Is it wrong to feel attached to members of your own ethic group or race? I'd say yes, if that means you don't give other individuals the rights that they deserve.What's so special about people? Well, inherently, nothing, really. But they're members of my own species. Is it wrong to feel attached to members of your own species?
What you do is highly arbitrary: why the species and not the population (race), family, order, class,...? There are so many classifications. And there are other reasons why species boundary is not morally relevant (copy from my website)
Arguments against the species boundary
In order to avoid the risk of opportunism in our ethics, we should avoid adding arbitrary, farfetched or fuzzy criteria without good reasons.
1) The biological species boundary is arbitrary. Why pick out species in the list of biological categories? I belong to the kingdom of animals, the phylum of chordates and vertebrates, the class of mammals, the infraclass of eutheria, the order of primates, the suborder of dry-nosed primates, the infraorder of simians, the superfamily of Hominoidea, the family of great apes, the genus Homo, the speciesHomo sapiens, the subspecies Homo sapiens sapiens and the ethnic group of whites. It is arbitrary to pick out the species. Why adding this arbitrariness in our ethics?
2) The biological definition of species is very complicated and too farfetched to be used in a moral system. One of the many definitions of species refers to the possibility of interbreeding and getting fertile offspring. But why should this possibility be relevant? It is too farfetched to say that a being has rights if its close relatives could have get fertile offspring with some other morally relevant beings. (I refer to its close relatives because the being himself could be infertile.)

^^^^

= What to do =
**A)** Copy the part of the text on the species boundary between "Arguments against the" and "in our ethics?", inclusive.
**B)** Answer these questions from the text on the species boundary:
(i) What kinds of criteria does the text say we should avoid adding to our ethics without good reasons?
(ii) Which genus does the writer list among the categories they belong to?
(iii) What does the one definition of species mentioned in the text refer to?
**C)** Sum up the text on the species boundary in two sentences.

^^^^

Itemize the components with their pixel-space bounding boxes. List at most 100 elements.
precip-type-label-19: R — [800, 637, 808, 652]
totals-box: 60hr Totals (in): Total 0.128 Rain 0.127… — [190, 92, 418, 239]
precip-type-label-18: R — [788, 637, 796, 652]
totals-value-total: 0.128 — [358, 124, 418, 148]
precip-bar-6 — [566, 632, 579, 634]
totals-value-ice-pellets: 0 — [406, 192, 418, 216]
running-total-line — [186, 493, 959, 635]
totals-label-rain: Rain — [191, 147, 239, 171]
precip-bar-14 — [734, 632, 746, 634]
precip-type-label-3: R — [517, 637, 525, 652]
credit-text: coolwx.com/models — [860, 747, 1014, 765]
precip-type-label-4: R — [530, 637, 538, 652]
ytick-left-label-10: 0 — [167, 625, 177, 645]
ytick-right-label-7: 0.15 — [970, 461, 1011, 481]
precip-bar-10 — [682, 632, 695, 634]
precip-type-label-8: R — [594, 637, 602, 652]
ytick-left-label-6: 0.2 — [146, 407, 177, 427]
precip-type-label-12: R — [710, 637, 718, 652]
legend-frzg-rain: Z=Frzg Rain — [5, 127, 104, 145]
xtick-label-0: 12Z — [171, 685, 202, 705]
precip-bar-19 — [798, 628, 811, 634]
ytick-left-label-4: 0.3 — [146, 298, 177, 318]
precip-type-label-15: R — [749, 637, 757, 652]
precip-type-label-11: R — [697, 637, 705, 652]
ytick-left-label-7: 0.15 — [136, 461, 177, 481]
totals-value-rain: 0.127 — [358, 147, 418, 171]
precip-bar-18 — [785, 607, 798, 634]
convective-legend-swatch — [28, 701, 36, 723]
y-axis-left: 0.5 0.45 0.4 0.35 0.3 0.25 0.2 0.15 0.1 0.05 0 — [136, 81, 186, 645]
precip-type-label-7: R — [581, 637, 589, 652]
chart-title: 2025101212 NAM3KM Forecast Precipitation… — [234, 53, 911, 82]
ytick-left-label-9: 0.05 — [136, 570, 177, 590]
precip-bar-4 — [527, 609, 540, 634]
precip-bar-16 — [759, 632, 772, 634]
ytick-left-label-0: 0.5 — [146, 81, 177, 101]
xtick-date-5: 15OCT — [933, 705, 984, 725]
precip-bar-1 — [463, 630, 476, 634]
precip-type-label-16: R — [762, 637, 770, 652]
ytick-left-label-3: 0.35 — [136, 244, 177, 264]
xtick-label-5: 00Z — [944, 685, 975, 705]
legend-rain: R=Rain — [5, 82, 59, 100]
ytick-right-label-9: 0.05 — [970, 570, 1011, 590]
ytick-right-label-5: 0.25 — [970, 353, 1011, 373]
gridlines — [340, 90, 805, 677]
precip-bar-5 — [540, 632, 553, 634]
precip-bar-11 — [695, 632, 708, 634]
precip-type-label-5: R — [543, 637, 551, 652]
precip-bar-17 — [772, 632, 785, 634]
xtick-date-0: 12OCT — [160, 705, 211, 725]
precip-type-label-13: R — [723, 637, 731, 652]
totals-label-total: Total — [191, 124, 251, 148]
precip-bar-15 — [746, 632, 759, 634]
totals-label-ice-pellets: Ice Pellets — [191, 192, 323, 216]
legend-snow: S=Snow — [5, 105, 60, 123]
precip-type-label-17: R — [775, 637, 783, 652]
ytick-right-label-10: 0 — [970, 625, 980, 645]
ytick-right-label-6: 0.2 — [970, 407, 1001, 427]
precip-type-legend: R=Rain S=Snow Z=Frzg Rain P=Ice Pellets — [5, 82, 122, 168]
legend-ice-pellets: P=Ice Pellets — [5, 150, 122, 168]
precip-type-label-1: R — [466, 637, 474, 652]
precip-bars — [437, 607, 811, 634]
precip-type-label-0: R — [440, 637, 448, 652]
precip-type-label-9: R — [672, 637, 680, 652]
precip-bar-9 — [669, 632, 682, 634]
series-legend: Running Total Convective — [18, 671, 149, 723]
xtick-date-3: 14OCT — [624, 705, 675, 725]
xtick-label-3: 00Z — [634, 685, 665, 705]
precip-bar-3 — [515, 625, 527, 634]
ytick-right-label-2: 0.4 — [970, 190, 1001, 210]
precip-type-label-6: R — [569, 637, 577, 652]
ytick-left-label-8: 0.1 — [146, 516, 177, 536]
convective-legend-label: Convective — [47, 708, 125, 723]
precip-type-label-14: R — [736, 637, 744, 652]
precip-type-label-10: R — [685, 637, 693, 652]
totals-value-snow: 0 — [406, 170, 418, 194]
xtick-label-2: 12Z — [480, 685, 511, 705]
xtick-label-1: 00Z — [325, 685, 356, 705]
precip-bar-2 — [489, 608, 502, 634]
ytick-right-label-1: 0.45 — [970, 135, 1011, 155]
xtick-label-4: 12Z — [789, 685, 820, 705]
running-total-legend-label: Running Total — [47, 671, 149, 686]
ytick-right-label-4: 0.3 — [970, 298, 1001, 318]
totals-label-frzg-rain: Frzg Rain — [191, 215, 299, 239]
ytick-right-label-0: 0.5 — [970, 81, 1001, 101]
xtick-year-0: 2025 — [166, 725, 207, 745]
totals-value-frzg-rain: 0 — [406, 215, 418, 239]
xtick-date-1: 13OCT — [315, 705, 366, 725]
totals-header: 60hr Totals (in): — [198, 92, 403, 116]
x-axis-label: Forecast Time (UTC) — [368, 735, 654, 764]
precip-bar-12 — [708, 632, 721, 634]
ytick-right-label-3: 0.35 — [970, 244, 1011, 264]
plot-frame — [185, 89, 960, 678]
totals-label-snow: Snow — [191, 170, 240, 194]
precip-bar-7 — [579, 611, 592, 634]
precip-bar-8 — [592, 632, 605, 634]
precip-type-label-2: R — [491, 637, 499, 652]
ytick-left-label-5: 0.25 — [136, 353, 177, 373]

^^^^

= Answers given =
**A)**
Arguments against the species boundary
In order to avoid the risk of opportunism in our ethics, we should avoid adding arbitrary, farfetched or fuzzy criteria without good reasons.
1) The biological species boundary is arbitrary. Why pick out species in the list of biological categories? I belong to the kingdom of animals, the phylum of chordates and vertebrates, the class of mammals, the infraclass of eutheria, the order of primates, the suborder of dry-nosed primates, the infraorder of simians, the superfamily of Hominoidea, the family of great apes, the genus Homo, the speciesHomo sapiens, the subspecies Homo sapiens sapiens and the ethnic group of whites. It is arbitrary to pick out the species. Why adding this arbitrariness in our ethics?

**B)**
(i) Arbitrary, farfetched or fuzzy criteria.
(ii) The genus Homo.
(iii) The possibility of interbreeding and getting fertile offspring.

**C)** The text argues that it is arbitrary to pick out the species as the morally relevant boundary, since a person belongs to many biological categories, from the kingdom of animals down to an ethnic group. It also holds that the biological definition of species, such as one based on interbreeding and getting fertile offspring, is too complicated and farfetched to be used in a moral system.